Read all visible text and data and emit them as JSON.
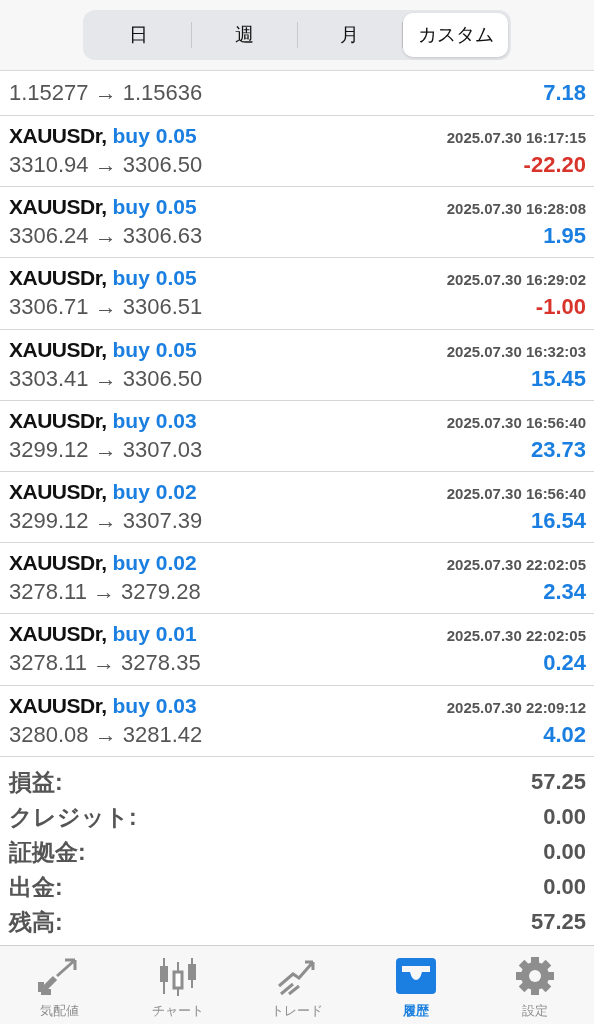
{
  "tabs": [
    {
      "label": "日",
      "selected": false
    },
    {
      "label": "週",
      "selected": false
    },
    {
      "label": "月",
      "selected": false
    },
    {
      "label": "カスタム",
      "selected": true
    }
  ],
  "deals": [
    {
      "prices": "1.15277 → 1.15636",
      "profit": "7.18",
      "color": "#1a7fe0"
    },
    {
      "symbol": "XAUUSDr,",
      "order": "buy 0.05",
      "time": "2025.07.30 16:17:15",
      "prices": "3310.94 → 3306.50",
      "profit": "-22.20",
      "color": "#d9342b"
    },
    {
      "symbol": "XAUUSDr,",
      "order": "buy 0.05",
      "time": "2025.07.30 16:28:08",
      "prices": "3306.24 → 3306.63",
      "profit": "1.95",
      "color": "#1a7fe0"
    },
    {
      "symbol": "XAUUSDr,",
      "order": "buy 0.05",
      "time": "2025.07.30 16:29:02",
      "prices": "3306.71 → 3306.51",
      "profit": "-1.00",
      "color": "#d9342b"
    },
    {
      "symbol": "XAUUSDr,",
      "order": "buy 0.05",
      "time": "2025.07.30 16:32:03",
      "prices": "3303.41 → 3306.50",
      "profit": "15.45",
      "color": "#1a7fe0"
    },
    {
      "symbol": "XAUUSDr,",
      "order": "buy 0.03",
      "time": "2025.07.30 16:56:40",
      "prices": "3299.12 → 3307.03",
      "profit": "23.73",
      "color": "#1a7fe0"
    },
    {
      "symbol": "XAUUSDr,",
      "order": "buy 0.02",
      "time": "2025.07.30 16:56:40",
      "prices": "3299.12 → 3307.39",
      "profit": "16.54",
      "color": "#1a7fe0"
    },
    {
      "symbol": "XAUUSDr,",
      "order": "buy 0.02",
      "time": "2025.07.30 22:02:05",
      "prices": "3278.11 → 3279.28",
      "profit": "2.34",
      "color": "#1a7fe0"
    },
    {
      "symbol": "XAUUSDr,",
      "order": "buy 0.01",
      "time": "2025.07.30 22:02:05",
      "prices": "3278.11 → 3278.35",
      "profit": "0.24",
      "color": "#1a7fe0"
    },
    {
      "symbol": "XAUUSDr,",
      "order": "buy 0.03",
      "time": "2025.07.30 22:09:12",
      "prices": "3280.08 → 3281.42",
      "profit": "4.02",
      "color": "#1a7fe0"
    }
  ],
  "summary": [
    {
      "label": "損益:",
      "value": "57.25"
    },
    {
      "label": "クレジット:",
      "value": "0.00"
    },
    {
      "label": "証拠金:",
      "value": "0.00"
    },
    {
      "label": "出金:",
      "value": "0.00"
    },
    {
      "label": "残高:",
      "value": "57.25"
    }
  ],
  "nav": [
    {
      "label": "気配値",
      "selected": false
    },
    {
      "label": "チャート",
      "selected": false
    },
    {
      "label": "トレード",
      "selected": false
    },
    {
      "label": "履歴",
      "selected": true
    },
    {
      "label": "設定",
      "selected": false
    }
  ]
}
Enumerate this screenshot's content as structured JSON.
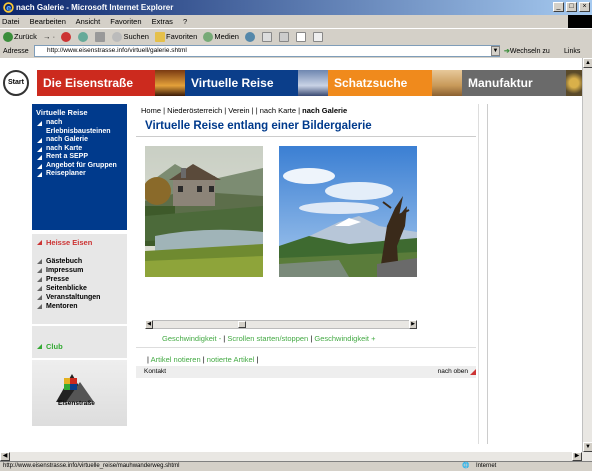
{
  "window": {
    "title": "nach Galerie - Microsoft Internet Explorer",
    "controls": [
      "_",
      "□",
      "×"
    ]
  },
  "menu": [
    "Datei",
    "Bearbeiten",
    "Ansicht",
    "Favoriten",
    "Extras",
    "?"
  ],
  "toolbar": {
    "back": "Zurück",
    "search": "Suchen",
    "favorites": "Favoriten",
    "media": "Medien"
  },
  "address": {
    "label": "Adresse",
    "url": "http://www.eisenstrasse.info/virtuell/galerie.shtml",
    "go": "Wechseln zu",
    "links": "Links"
  },
  "site": {
    "start": "Start",
    "nav": [
      "Die Eisenstraße",
      "Virtuelle Reise",
      "Schatzsuche",
      "Manufaktur"
    ],
    "leftnav": {
      "title": "Virtuelle Reise",
      "items": [
        "nach Erlebnisbausteinen",
        "nach Galerie",
        "nach Karte",
        "Rent a SEPP",
        "Angebot für Gruppen",
        "Reiseplaner"
      ]
    },
    "heisse": {
      "title": "Heisse Eisen",
      "items": [
        "Gästebuch",
        "Impressum",
        "Presse",
        "Seitenblicke",
        "Veranstaltungen",
        "Mentoren"
      ]
    },
    "club": "Club",
    "logo_text": "Eisenstraße"
  },
  "main": {
    "breadcrumb": {
      "home": "Home",
      "region": "Niederösterreich",
      "verein": "Verein",
      "karte": "nach Karte",
      "current": "nach Galerie"
    },
    "title": "Virtuelle Reise entlang einer Bildergalerie",
    "speed_minus": "Geschwindigkeit -",
    "scroll_toggle": "Scrollen starten/stoppen",
    "speed_plus": "Geschwindigkeit +",
    "artikel_notieren": "Artikel notieren",
    "notierte_artikel": "notierte Artikel",
    "kontakt": "Kontakt",
    "nach_oben": "nach oben"
  },
  "status": {
    "url": "http://www.eisenstrasse.info/virtuelle_reise/mauhwanderweg.shtml",
    "zone": "Internet"
  },
  "colors": {
    "nav_red": "#cc2a1e",
    "nav_blue": "#0b3e8a",
    "nav_orange": "#f08a1c",
    "nav_gray": "#6a6a6a",
    "leftnav_blue": "#003a8c",
    "title_blue": "#003a8c",
    "link_green": "#44aa44",
    "accent_red": "#cc3333"
  }
}
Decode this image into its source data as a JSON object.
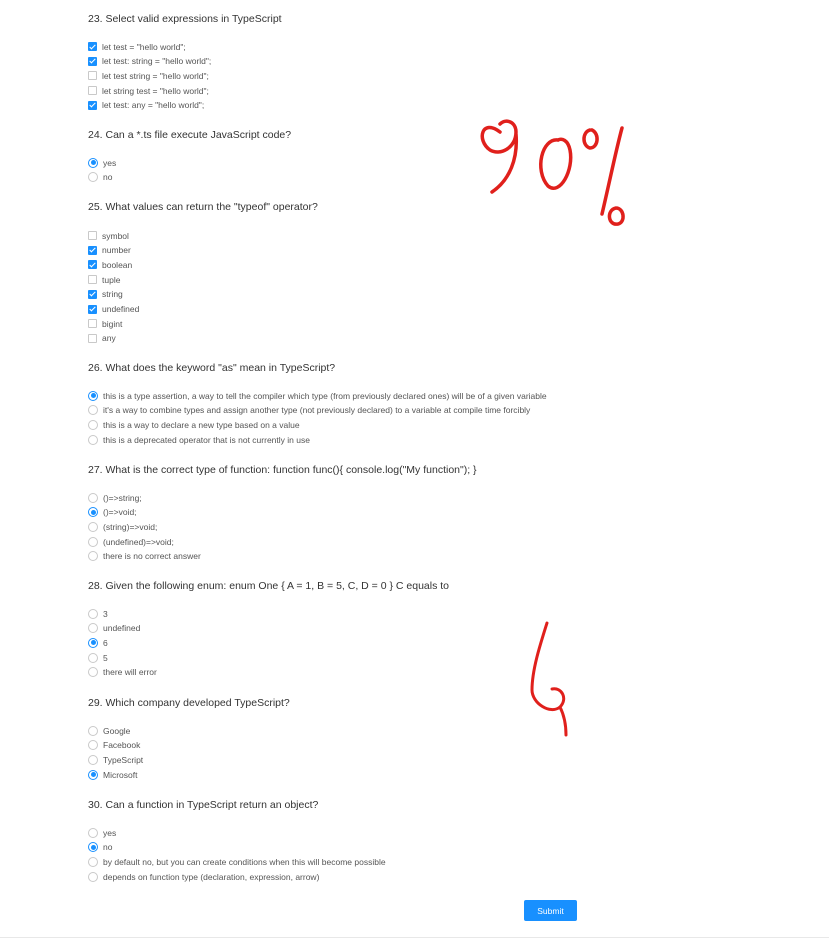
{
  "accent_color": "#1890ff",
  "annotation_color": "#e0201c",
  "questions": [
    {
      "title": "23. Select valid expressions in TypeScript",
      "type": "checkbox",
      "options": [
        {
          "label": "let test = \"hello world\";",
          "checked": true
        },
        {
          "label": "let test: string = \"hello world\";",
          "checked": true
        },
        {
          "label": "let test string = \"hello world\";",
          "checked": false
        },
        {
          "label": "let string test = \"hello world\";",
          "checked": false
        },
        {
          "label": "let test: any = \"hello world\";",
          "checked": true
        }
      ]
    },
    {
      "title": "24. Can a *.ts file execute JavaScript code?",
      "type": "radio",
      "options": [
        {
          "label": "yes",
          "checked": true
        },
        {
          "label": "no",
          "checked": false
        }
      ]
    },
    {
      "title": "25. What values can return the \"typeof\" operator?",
      "type": "checkbox",
      "options": [
        {
          "label": "symbol",
          "checked": false
        },
        {
          "label": "number",
          "checked": true
        },
        {
          "label": "boolean",
          "checked": true
        },
        {
          "label": "tuple",
          "checked": false
        },
        {
          "label": "string",
          "checked": true
        },
        {
          "label": "undefined",
          "checked": true
        },
        {
          "label": "bigint",
          "checked": false
        },
        {
          "label": "any",
          "checked": false
        }
      ]
    },
    {
      "title": "26. What does the keyword \"as\" mean in TypeScript?",
      "type": "radio",
      "options": [
        {
          "label": "this is a type assertion, a way to tell the compiler which type (from previously declared ones) will be of a given variable",
          "checked": true
        },
        {
          "label": "it's a way to combine types and assign another type (not previously declared) to a variable at compile time forcibly",
          "checked": false
        },
        {
          "label": "this is a way to declare a new type based on a value",
          "checked": false
        },
        {
          "label": "this is a deprecated operator that is not currently in use",
          "checked": false
        }
      ]
    },
    {
      "title": "27. What is the correct type of function: function func(){ console.log(\"My function\"); }",
      "type": "radio",
      "options": [
        {
          "label": "()=>string;",
          "checked": false
        },
        {
          "label": "()=>void;",
          "checked": true
        },
        {
          "label": "(string)=>void;",
          "checked": false
        },
        {
          "label": "(undefined)=>void;",
          "checked": false
        },
        {
          "label": "there is no correct answer",
          "checked": false
        }
      ]
    },
    {
      "title": "28. Given the following enum: enum One { A = 1, B = 5, C, D = 0 } C equals to",
      "type": "radio",
      "options": [
        {
          "label": "3",
          "checked": false
        },
        {
          "label": "undefined",
          "checked": false
        },
        {
          "label": "6",
          "checked": true
        },
        {
          "label": "5",
          "checked": false
        },
        {
          "label": "there will error",
          "checked": false
        }
      ]
    },
    {
      "title": "29. Which company developed TypeScript?",
      "type": "radio",
      "options": [
        {
          "label": "Google",
          "checked": false
        },
        {
          "label": "Facebook",
          "checked": false
        },
        {
          "label": "TypeScript",
          "checked": false
        },
        {
          "label": "Microsoft",
          "checked": true
        }
      ]
    },
    {
      "title": "30. Can a function in TypeScript return an object?",
      "type": "radio",
      "options": [
        {
          "label": "yes",
          "checked": false
        },
        {
          "label": "no",
          "checked": true
        },
        {
          "label": "by default no, but you can create conditions when this will become possible",
          "checked": false
        },
        {
          "label": "depends on function type (declaration, expression, arrow)",
          "checked": false
        }
      ]
    }
  ],
  "submit_label": "Submit",
  "handwritten_annotations": [
    {
      "name": "score-annotation",
      "text": "90%"
    },
    {
      "name": "answer-annotation",
      "text": "6"
    }
  ]
}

○ ○ ○

## [DIRECTIONS]
List each line in the listing that contains the string "http".

## [SOLUTION TO THIS EXERCISE]
    "url": "http://www.eisenstrasse.info/virtuell/galerie.shtml",
    "url": "http://www.eisenstrasse.info/virtuelle_reise/mauhwanderweg.shtml",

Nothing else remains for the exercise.